-- DATASET EXCERPTS --
(begin)
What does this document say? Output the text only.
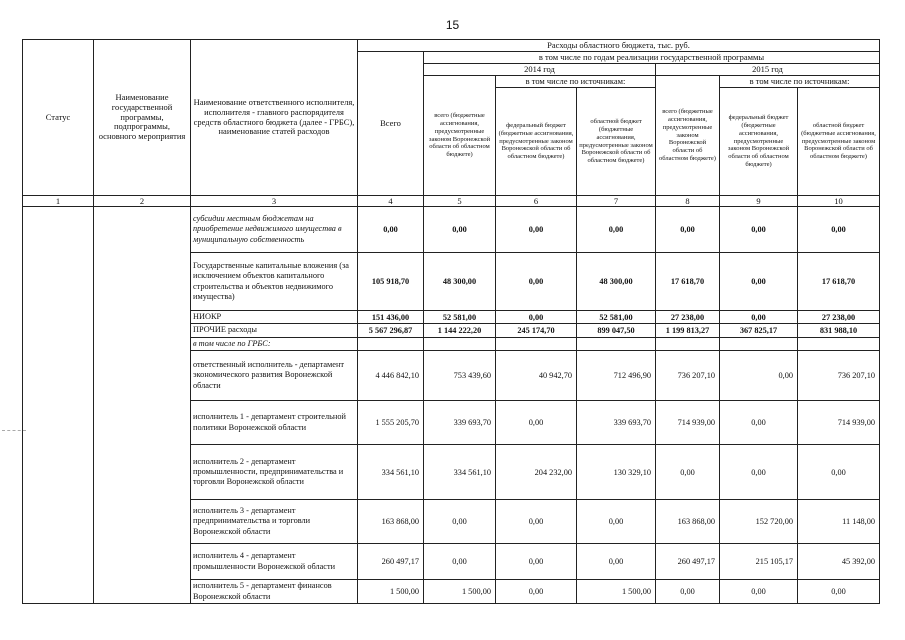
15
Статус	Наименование государственной программы, подпрограммы, основного мероприятия	Наименование ответственного исполнителя, исполнителя - главного распорядителя средств областного бюджета (далее - ГРБС), наименование статей расходов	Расходы областного бюджета, тыс. руб.						
			Всего	в том числе по годам реализации государственной программы					
				2014 год			2015 год		
				всего (бюджетные ассигнования, предусмотренные законом Воронежской области об областном бюджете)	в том числе по источникам:		всего (бюджетные ассигнования, предусмотренные законом Воронежской области об областном бюджете)	в том числе по источникам:	
					федеральный бюджет (бюджетные ассигнования, предусмотренные законом Воронежской области об областном бюджете)	областной бюджет (бюджетные ассигнования, предусмотренные законом Воронежской области об областном бюджете)		федеральный бюджет (бюджетные ассигнования, предусмотренные законом Воронежской области об областном бюджете)	областной бюджет (бюджетные ассигнования, предусмотренные законом Воронежской области об областном бюджете)
1	2	3	4	5	6	7	8	9	10
		субсидии местным бюджетам на приобретение недвижимого имущества в муниципальную собственность	0,00	0,00	0,00	0,00	0,00	0,00	0,00
		Государственные капитальные вложения (за исключением объектов капитального строительства и объектов недвижимого имущества)	105 918,70	48 300,00	0,00	48 300,00	17 618,70	0,00	17 618,70
		НИОКР	151 436,00	52 581,00	0,00	52 581,00	27 238,00	0,00	27 238,00
		ПРОЧИЕ расходы	5 567 296,87	1 144 222,20	245 174,70	899 047,50	1 199 813,27	367 825,17	831 988,10
		в том числе по ГРБС:							
		ответственный исполнитель - департамент экономического развития Воронежской области	4 446 842,10	753 439,60	40 942,70	712 496,90	736 207,10	0,00	736 207,10
		исполнитель 1 - департамент строительной политики Воронежской области	1 555 205,70	339 693,70	0,00	339 693,70	714 939,00	0,00	714 939,00
		исполнитель 2 - департамент промышленности, предпринимательства и торговли Воронежской области	334 561,10	334 561,10	204 232,00	130 329,10	0,00	0,00	0,00
		исполнитель 3 - департамент предпринимательства и торговли Воронежской области	163 868,00	0,00	0,00	0,00	163 868,00	152 720,00	11 148,00
		исполнитель 4 - департамент промышленности Воронежской области	260 497,17	0,00	0,00	0,00	260 497,17	215 105,17	45 392,00
		исполнитель 5 - департамент финансов Воронежской области	1 500,00	1 500,00	0,00	1 500,00	0,00	0,00	0,00
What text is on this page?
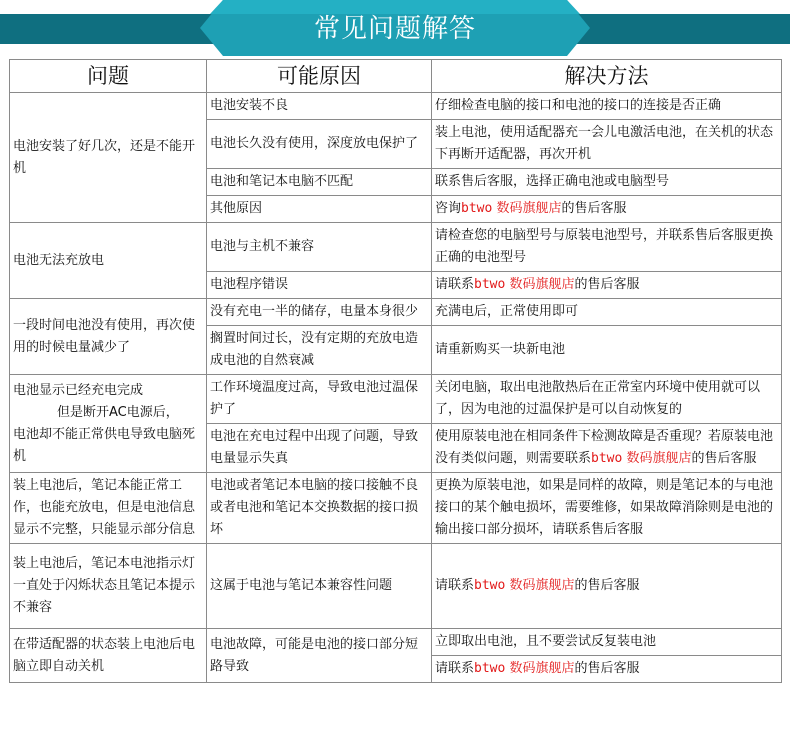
常见问题解答
问题	可能原因	解决方法
电池安装了好几次，还是不能开机	电池安装不良	仔细检查电脑的接口和电池的接口的连接是否正确
	电池长久没有使用，深度放电保护了	装上电池，使用适配器充一会儿电激活电池，在关机的状态下再断开适配器，再次开机
	电池和笔记本电脑不匹配	联系售后客服，选择正确电池或电脑型号
	其他原因	咨询btwo 数码旗舰店的售后客服
电池无法充放电	电池与主机不兼容	请检查您的电脑型号与原装电池型号，并联系售后客服更换正确的电池型号
	电池程序错误	请联系btwo 数码旗舰店的售后客服
一段时间电池没有使用，再次使用的时候电量减少了	没有充电一半的储存，电量本身很少	充满电后，正常使用即可
	搁置时间过长，没有定期的充放电造成电池的自然衰减	请重新购买一块新电池
电池显示已经充电完成

但是断开AC电源后，
电池却不能正常供电导致电脑死机	工作环境温度过高，导致电池过温保护了	关闭电脑，取出电池散热后在正常室内环境中使用就可以了，因为电池的过温保护是可以自动恢复的
	电池在充电过程中出现了问题，导致电量显示失真	使用原装电池在相同条件下检测故障是否重现？若原装电池没有类似问题，则需要联系btwo 数码旗舰店的售后客服
装上电池后，笔记本能正常工作，也能充放电，但是电池信息显示不完整，只能显示部分信息	电池或者笔记本电脑的接口接触不良或者电池和笔记本交换数据的接口损坏	更换为原装电池，如果是同样的故障，则是笔记本的与电池接口的某个触电损坏，需要维修，如果故障消除则是电池的输出接口部分损坏，请联系售后客服
装上电池后，笔记本电池指示灯一直处于闪烁状态且笔记本提示不兼容	这属于电池与笔记本兼容性问题	请联系btwo 数码旗舰店的售后客服
在带适配器的状态装上电池后电脑立即自动关机	电池故障，可能是电池的接口部分短路导致	立即取出电池，且不要尝试反复装电池
		请联系btwo 数码旗舰店的售后客服
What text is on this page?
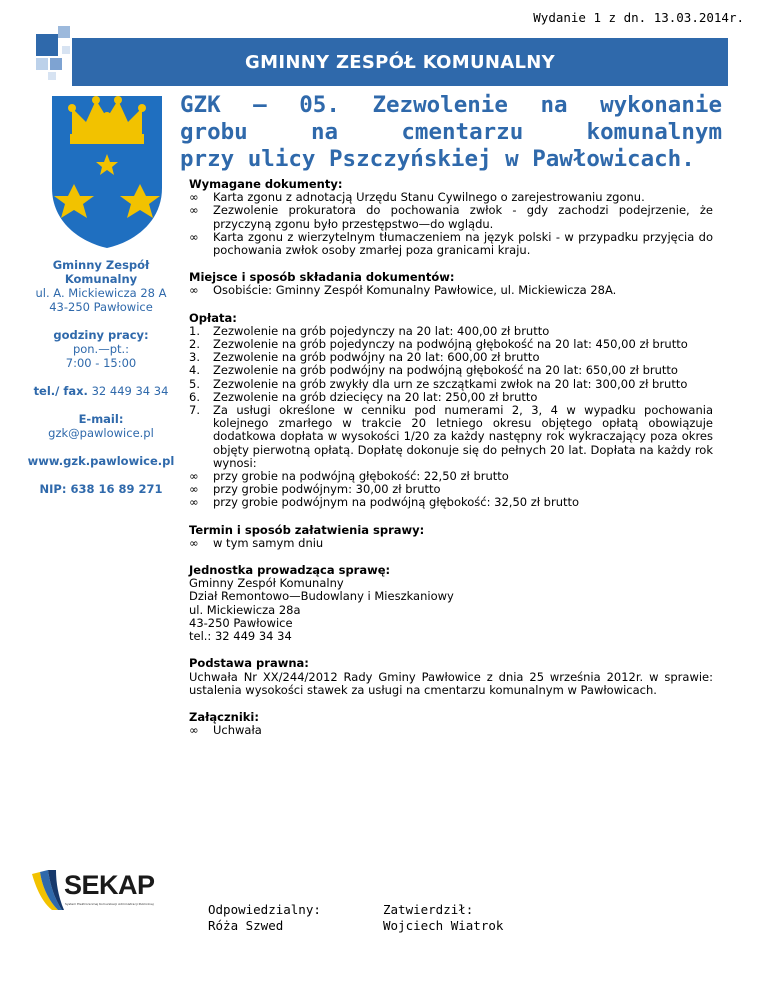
Wydanie 1 z dn. 13.03.2014r.
GMINNY ZESPÓŁ KOMUNALNY
Gminny Zespół
Komunalny
ul. A. Mickiewicza 28 A
43-250 Pawłowice
godziny pracy:
pon.—pt.:
7:00 - 15:00
tel./ fax. 32 449 34 34
E-mail:
gzk@pawlowice.pl
www.gzk.pawlowice.pl
NIP: 638 16 89 271
GZK – 05. Zezwolenie na wykonanie
grobu na cmentarzu komunalnym
przy ulicy Pszczyńskiej w Pawłowicach.
Wymagane dokumenty:
∞	Karta zgonu z adnotacją Urzędu Stanu Cywilnego o zarejestrowaniu zgonu.
∞	Zezwolenie prokuratora do pochowania zwłok - gdy zachodzi podejrzenie, że przyczyną zgonu było przestępstwo—do wglądu.
∞	Karta zgonu z wierzytelnym tłumaczeniem na język polski - w przypadku przyjęcia do pochowania zwłok osoby zmarłej poza granicami kraju.
Miejsce i sposób składania dokumentów:
∞	Osobiście: Gminny Zespół Komunalny Pawłowice, ul. Mickiewicza 28A.
Opłata:
1.	Zezwolenie na grób pojedynczy na 20 lat: 400,00 zł brutto
2.	Zezwolenie na grób pojedynczy na podwójną głębokość na 20 lat: 450,00 zł brutto
3.	Zezwolenie na grób podwójny na 20 lat: 600,00 zł brutto
4.	Zezwolenie na grób podwójny na podwójną głębokość na 20 lat: 650,00 zł brutto
5.	Zezwolenie na grób zwykły dla urn ze szczątkami zwłok na 20 lat: 300,00 zł brutto
6.	Zezwolenie na grób dziecięcy na 20 lat: 250,00 zł brutto
7.	Za usługi określone w cenniku pod numerami 2, 3, 4 w wypadku pochowania kolejnego zmarłego w trakcie 20 letniego okresu objętego opłatą obowiązuje dodatkowa dopłata w wysokości 1/20 za każdy następny rok wykraczający poza okres objęty pierwotną opłatą. Dopłatę dokonuje się do pełnych 20 lat. Dopłata na każdy rok wynosi:
∞	przy grobie na podwójną głębokość: 22,50 zł brutto
∞	przy grobie podwójnym: 30,00 zł brutto
∞	przy grobie podwójnym na podwójną głębokość: 32,50 zł brutto
Termin i sposób załatwienia sprawy:
∞	w tym samym dniu
Jednostka prowadząca sprawę:
Gminny Zespół Komunalny
Dział Remontowo—Budowlany i Mieszkaniowy
ul. Mickiewicza 28a
43-250 Pawłowice
tel.: 32 449 34 34
Podstawa prawna:
Uchwała Nr XX/244/2012 Rady Gminy Pawłowice z dnia 25 września 2012r. w sprawie: ustalenia wysokości stawek za usługi na cmentarzu komunalnym w Pawłowicach.
Załączniki:
∞	Uchwała
SEKAP
System Elektronicznej Komunikacji Administracji Publicznej	Odpowiedzialny:
Róża Szwed
Zatwierdził:
Wojciech Wiatrok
(end)
-- EXERCISE TASK --
Pull out all lines containing the word "государственной" from the entries above.

-- RESPONSE BELOW --
Статус	Наименование государственной программы, подпрограммы, основного мероприятия	Наименование ответственного исполнителя, исполнителя - главного распорядителя средств областного бюджета (далее - ГРБС), наименование статей расходов	Расходы областного бюджета, тыс. руб.						
			Всего	в том числе по годам реализации государственной программы					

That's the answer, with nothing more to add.